> _To do_:
Print all entries word for word.

> _Task inputs_:
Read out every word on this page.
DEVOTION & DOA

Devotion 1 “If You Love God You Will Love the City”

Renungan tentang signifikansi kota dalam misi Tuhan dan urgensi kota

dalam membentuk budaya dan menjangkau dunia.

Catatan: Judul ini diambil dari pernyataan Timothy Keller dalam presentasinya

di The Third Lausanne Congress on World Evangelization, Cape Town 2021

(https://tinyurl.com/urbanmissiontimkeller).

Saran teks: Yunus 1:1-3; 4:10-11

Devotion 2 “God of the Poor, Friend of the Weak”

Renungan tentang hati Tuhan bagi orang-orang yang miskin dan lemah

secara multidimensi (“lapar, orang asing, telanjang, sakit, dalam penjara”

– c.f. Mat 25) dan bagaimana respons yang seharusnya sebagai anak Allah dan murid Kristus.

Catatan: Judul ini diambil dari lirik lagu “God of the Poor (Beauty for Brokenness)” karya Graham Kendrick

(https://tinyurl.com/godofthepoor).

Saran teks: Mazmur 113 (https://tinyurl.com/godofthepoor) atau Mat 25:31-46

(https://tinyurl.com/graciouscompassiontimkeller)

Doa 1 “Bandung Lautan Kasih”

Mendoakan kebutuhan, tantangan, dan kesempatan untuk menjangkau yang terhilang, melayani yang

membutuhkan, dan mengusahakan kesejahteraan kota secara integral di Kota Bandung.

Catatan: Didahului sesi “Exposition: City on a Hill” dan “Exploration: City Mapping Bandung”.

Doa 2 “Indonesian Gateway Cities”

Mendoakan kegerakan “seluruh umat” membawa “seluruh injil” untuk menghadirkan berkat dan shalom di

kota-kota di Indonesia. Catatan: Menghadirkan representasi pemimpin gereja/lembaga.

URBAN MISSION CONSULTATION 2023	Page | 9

> _Result below_:
Read out every word on this page.
DEVOTION & DOA

Devotion 1 “If You Love God You Will Love the City”

Renungan tentang signifikansi kota dalam misi Tuhan dan urgensi kota

dalam membentuk budaya dan menjangkau dunia.

Catatan: Judul ini diambil dari pernyataan Timothy Keller dalam presentasinya

di The Third Lausanne Congress on World Evangelization, Cape Town 2021

(https://tinyurl.com/urbanmissiontimkeller).

Saran teks: Yunus 1:1-3; 4:10-11

Devotion 2 “God of the Poor, Friend of the Weak”

Renungan tentang hati Tuhan bagi orang-orang yang miskin dan lemah

secara multidimensi (“lapar, orang asing, telanjang, sakit, dalam penjara”

– c.f. Mat 25) dan bagaimana respons yang seharusnya sebagai anak Allah dan murid Kristus.

Catatan: Judul ini diambil dari lirik lagu “God of the Poor (Beauty for Brokenness)” karya Graham Kendrick

(https://tinyurl.com/godofthepoor).

Saran teks: Mazmur 113 (https://tinyurl.com/godofthepoor) atau Mat 25:31-46

(https://tinyurl.com/graciouscompassiontimkeller)

Doa 1 “Bandung Lautan Kasih”

Mendoakan kebutuhan, tantangan, dan kesempatan untuk menjangkau yang terhilang, melayani yang

membutuhkan, dan mengusahakan kesejahteraan kota secara integral di Kota Bandung.

Catatan: Didahului sesi “Exposition: City on a Hill” dan “Exploration: City Mapping Bandung”.

Doa 2 “Indonesian Gateway Cities”

Mendoakan kegerakan “seluruh umat” membawa “seluruh injil” untuk menghadirkan berkat dan shalom di

kota-kota di Indonesia. Catatan: Menghadirkan representasi pemimpin gereja/lembaga.

URBAN MISSION CONSULTATION 2023	Page | 9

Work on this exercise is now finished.